- **INPUT**
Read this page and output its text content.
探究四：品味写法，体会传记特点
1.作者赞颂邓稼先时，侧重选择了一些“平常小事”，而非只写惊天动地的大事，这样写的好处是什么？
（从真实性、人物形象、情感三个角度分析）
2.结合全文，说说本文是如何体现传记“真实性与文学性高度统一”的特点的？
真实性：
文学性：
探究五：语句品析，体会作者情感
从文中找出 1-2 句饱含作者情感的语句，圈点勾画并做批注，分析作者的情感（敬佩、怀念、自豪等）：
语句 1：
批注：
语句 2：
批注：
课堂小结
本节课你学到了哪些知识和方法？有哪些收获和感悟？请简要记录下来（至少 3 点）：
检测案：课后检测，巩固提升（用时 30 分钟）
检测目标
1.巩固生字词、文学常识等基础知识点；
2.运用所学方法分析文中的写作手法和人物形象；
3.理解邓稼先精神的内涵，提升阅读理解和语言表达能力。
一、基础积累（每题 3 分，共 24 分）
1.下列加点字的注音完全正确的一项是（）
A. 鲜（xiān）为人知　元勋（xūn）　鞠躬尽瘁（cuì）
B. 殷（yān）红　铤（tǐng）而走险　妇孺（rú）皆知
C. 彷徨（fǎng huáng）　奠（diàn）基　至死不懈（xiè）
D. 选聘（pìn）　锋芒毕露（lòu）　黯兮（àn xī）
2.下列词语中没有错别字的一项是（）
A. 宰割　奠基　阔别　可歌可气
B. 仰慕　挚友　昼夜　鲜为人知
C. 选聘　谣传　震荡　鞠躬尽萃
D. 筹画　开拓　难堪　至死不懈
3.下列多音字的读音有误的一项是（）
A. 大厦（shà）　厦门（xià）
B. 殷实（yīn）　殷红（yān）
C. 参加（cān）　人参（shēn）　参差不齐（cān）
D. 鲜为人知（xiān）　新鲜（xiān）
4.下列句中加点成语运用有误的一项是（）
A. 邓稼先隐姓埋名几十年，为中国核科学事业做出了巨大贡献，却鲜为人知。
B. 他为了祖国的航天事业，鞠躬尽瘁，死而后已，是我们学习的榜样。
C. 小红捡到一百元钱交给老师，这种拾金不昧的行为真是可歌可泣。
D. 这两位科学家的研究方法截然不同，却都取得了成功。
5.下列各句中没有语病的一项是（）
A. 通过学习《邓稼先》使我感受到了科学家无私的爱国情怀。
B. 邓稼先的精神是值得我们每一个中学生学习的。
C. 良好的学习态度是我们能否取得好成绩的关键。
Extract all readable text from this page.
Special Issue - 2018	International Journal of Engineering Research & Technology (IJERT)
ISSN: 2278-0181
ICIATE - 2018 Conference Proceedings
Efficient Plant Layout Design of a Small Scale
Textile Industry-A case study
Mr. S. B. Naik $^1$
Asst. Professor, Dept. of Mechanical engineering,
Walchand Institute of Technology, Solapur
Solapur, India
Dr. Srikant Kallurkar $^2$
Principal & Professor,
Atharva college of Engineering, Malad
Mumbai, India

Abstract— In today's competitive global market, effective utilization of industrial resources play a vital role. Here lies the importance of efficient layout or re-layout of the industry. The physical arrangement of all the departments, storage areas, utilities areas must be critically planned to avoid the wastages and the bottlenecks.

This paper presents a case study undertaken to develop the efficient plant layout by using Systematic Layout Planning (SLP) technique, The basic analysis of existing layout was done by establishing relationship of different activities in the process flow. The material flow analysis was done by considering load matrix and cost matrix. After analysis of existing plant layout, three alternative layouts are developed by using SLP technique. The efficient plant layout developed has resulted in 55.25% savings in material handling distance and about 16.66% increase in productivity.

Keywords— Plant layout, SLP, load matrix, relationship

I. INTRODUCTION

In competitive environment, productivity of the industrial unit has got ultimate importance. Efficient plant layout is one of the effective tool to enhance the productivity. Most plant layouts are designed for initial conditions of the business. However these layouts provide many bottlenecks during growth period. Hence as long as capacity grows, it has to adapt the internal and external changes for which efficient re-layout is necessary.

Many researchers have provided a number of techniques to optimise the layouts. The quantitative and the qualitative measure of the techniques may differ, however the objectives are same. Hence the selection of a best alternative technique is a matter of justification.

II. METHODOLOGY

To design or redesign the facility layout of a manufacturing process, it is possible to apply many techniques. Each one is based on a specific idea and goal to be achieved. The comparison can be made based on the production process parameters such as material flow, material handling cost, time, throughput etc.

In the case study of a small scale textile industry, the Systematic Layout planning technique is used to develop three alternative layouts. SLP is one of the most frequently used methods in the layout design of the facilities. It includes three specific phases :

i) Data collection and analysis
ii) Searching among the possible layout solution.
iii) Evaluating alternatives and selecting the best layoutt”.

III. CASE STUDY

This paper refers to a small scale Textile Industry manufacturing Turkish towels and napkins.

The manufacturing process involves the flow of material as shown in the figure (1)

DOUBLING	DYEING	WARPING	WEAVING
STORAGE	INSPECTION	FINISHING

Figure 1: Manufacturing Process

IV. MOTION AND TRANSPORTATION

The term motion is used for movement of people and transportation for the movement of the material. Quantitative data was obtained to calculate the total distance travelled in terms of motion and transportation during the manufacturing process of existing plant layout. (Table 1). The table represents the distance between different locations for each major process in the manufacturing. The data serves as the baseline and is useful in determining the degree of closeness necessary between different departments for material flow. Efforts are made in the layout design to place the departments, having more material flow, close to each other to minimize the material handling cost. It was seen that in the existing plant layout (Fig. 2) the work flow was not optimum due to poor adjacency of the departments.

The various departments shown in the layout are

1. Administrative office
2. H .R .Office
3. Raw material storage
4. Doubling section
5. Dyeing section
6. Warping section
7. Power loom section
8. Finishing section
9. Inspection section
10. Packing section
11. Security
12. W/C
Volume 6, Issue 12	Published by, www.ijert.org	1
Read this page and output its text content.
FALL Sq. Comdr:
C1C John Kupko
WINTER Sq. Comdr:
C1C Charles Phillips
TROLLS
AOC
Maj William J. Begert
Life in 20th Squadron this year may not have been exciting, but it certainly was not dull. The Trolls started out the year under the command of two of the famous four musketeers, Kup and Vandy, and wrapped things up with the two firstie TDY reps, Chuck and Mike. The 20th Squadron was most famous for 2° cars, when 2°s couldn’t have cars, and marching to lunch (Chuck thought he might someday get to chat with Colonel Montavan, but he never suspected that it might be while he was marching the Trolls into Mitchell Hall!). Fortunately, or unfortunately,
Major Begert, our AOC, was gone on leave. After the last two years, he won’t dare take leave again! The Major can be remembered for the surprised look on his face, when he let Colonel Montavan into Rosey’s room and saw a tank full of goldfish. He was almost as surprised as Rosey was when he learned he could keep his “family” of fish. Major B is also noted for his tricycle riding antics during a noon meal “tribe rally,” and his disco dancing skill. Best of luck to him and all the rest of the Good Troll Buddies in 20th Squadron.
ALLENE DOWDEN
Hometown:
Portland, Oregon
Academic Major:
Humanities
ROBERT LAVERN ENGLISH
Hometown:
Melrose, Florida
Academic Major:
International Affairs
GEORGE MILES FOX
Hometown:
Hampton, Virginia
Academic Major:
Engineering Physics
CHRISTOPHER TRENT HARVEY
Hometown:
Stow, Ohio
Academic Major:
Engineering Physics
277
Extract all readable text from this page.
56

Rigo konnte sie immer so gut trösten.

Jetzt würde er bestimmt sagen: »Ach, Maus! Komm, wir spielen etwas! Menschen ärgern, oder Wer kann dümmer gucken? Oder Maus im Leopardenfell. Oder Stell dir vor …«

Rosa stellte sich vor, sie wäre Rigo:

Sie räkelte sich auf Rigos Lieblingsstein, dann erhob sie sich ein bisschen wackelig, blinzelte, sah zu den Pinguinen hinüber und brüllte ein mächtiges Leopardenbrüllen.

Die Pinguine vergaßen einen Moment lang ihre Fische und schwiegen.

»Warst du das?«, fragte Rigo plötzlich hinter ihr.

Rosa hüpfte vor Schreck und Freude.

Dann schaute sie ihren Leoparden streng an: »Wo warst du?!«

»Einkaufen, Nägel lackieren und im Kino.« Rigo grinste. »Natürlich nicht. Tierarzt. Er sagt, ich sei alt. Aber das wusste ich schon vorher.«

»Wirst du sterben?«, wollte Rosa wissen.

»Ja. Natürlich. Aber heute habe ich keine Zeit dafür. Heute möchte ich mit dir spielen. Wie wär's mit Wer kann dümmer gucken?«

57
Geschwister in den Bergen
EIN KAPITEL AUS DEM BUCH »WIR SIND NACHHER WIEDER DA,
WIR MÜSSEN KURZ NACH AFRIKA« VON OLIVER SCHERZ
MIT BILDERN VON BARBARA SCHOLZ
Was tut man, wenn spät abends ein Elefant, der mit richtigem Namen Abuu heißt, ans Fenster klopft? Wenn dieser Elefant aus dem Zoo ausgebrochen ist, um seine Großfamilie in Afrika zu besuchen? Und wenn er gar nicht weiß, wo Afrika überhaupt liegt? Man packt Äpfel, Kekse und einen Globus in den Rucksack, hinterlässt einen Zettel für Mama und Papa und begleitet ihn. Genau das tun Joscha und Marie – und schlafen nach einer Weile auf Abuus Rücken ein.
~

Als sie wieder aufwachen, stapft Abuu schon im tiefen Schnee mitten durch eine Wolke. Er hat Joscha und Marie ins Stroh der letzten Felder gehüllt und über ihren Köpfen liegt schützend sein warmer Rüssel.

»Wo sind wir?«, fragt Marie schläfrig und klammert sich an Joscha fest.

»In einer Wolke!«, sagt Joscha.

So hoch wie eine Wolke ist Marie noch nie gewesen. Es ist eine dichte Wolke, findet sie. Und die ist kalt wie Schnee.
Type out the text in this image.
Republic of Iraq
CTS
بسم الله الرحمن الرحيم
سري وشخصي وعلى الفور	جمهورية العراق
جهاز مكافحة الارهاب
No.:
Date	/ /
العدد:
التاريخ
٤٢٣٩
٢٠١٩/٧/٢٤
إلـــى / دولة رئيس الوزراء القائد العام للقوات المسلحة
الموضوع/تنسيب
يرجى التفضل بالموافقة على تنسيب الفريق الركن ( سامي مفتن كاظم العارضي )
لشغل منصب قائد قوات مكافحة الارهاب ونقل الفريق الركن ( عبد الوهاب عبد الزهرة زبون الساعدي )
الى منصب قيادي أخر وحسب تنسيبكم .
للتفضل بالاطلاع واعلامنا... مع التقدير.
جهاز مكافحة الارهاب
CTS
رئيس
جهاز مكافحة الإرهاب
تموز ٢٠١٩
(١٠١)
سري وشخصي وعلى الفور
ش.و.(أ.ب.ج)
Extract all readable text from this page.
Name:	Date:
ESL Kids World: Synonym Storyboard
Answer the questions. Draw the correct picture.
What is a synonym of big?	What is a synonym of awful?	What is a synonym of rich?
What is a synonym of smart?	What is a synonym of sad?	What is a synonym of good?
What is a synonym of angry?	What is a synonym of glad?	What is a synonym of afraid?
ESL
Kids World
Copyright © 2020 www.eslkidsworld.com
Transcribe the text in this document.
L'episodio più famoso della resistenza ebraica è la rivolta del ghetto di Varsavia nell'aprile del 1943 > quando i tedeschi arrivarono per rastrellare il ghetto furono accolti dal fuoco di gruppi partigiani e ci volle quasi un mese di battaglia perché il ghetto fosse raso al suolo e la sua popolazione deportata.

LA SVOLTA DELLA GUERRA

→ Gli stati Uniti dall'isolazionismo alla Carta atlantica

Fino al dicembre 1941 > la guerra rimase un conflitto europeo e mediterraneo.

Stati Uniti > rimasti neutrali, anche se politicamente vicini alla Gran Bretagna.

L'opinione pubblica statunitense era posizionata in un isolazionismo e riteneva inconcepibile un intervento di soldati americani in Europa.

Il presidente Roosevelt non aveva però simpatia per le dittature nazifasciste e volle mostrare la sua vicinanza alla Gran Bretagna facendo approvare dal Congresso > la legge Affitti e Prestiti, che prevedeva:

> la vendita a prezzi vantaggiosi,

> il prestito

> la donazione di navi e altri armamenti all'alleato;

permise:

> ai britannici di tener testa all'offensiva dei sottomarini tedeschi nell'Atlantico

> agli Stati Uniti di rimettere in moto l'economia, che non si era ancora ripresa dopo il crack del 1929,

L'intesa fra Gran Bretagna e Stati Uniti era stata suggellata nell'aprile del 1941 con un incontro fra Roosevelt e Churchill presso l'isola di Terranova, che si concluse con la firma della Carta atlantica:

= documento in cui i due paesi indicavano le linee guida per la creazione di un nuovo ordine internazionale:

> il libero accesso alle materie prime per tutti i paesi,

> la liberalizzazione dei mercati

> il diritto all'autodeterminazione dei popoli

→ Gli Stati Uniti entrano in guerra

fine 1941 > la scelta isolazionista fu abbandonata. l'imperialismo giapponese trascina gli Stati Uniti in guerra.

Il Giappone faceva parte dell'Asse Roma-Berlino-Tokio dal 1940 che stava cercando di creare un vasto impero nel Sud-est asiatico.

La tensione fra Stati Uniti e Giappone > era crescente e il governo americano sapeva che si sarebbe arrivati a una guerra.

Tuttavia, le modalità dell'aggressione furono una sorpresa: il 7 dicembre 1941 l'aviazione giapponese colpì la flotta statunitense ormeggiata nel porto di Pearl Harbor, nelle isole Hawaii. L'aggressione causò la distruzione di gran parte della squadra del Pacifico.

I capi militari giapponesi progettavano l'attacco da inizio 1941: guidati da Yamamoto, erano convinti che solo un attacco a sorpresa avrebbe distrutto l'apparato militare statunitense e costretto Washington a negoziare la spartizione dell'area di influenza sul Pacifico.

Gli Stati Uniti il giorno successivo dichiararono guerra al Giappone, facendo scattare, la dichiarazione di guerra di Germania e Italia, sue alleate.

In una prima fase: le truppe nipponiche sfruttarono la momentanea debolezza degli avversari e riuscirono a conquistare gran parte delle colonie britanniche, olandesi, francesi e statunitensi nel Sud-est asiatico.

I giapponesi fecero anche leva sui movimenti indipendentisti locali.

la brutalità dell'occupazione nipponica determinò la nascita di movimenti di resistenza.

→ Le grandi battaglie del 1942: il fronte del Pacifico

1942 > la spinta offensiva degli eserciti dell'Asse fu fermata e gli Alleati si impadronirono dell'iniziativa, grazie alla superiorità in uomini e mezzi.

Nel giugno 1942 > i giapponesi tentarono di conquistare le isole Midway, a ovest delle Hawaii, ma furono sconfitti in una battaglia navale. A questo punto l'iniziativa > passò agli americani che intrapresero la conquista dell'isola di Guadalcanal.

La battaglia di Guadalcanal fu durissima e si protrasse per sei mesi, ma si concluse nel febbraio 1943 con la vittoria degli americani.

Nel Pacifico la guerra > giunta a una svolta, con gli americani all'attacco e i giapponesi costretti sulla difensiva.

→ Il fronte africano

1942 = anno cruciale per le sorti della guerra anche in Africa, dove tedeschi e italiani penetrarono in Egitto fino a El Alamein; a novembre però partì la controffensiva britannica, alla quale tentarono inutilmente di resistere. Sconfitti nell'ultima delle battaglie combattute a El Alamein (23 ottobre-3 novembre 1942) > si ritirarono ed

- **WRITTEN EXERCISE**
Show every line above in which the word "Professor" occurs.

- **COMPLETED EXERCISE**
Asst. Professor, Dept. of Mechanical engineering,
Principal & Professor,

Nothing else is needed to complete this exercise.